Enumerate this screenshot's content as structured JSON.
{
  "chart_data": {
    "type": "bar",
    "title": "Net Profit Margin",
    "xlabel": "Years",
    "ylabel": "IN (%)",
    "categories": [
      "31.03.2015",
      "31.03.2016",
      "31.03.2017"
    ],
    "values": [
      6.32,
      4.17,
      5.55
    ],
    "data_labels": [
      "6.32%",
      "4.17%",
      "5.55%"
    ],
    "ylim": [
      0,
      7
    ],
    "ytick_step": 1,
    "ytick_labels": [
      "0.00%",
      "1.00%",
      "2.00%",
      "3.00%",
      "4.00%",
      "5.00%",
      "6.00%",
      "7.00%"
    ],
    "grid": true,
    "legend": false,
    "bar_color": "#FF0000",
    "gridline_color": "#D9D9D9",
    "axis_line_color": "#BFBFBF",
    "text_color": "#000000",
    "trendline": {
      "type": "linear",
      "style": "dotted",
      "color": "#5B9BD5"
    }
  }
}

YOUR TASK
Reproduce all of the material above word for word.

EXERCISE RESPONSE
Enumerate this screenshot's content as structured JSON.
{
  "chart_data": {
    "type": "bar",
    "title": "Net Profit Margin",
    "xlabel": "Years",
    "ylabel": "IN (%)",
    "categories": [
      "31.03.2015",
      "31.03.2016",
      "31.03.2017"
    ],
    "values": [
      6.32,
      4.17,
      5.55
    ],
    "data_labels": [
      "6.32%",
      "4.17%",
      "5.55%"
    ],
    "ylim": [
      0,
      7
    ],
    "ytick_step": 1,
    "ytick_labels": [
      "0.00%",
      "1.00%",
      "2.00%",
      "3.00%",
      "4.00%",
      "5.00%",
      "6.00%",
      "7.00%"
    ],
    "grid": true,
    "legend": false,
    "bar_color": "#FF0000",
    "gridline_color": "#D9D9D9",
    "axis_line_color": "#BFBFBF",
    "text_color": "#000000",
    "trendline": {
      "type": "linear",
      "style": "dotted",
      "color": "#5B9BD5"
    }
  }
}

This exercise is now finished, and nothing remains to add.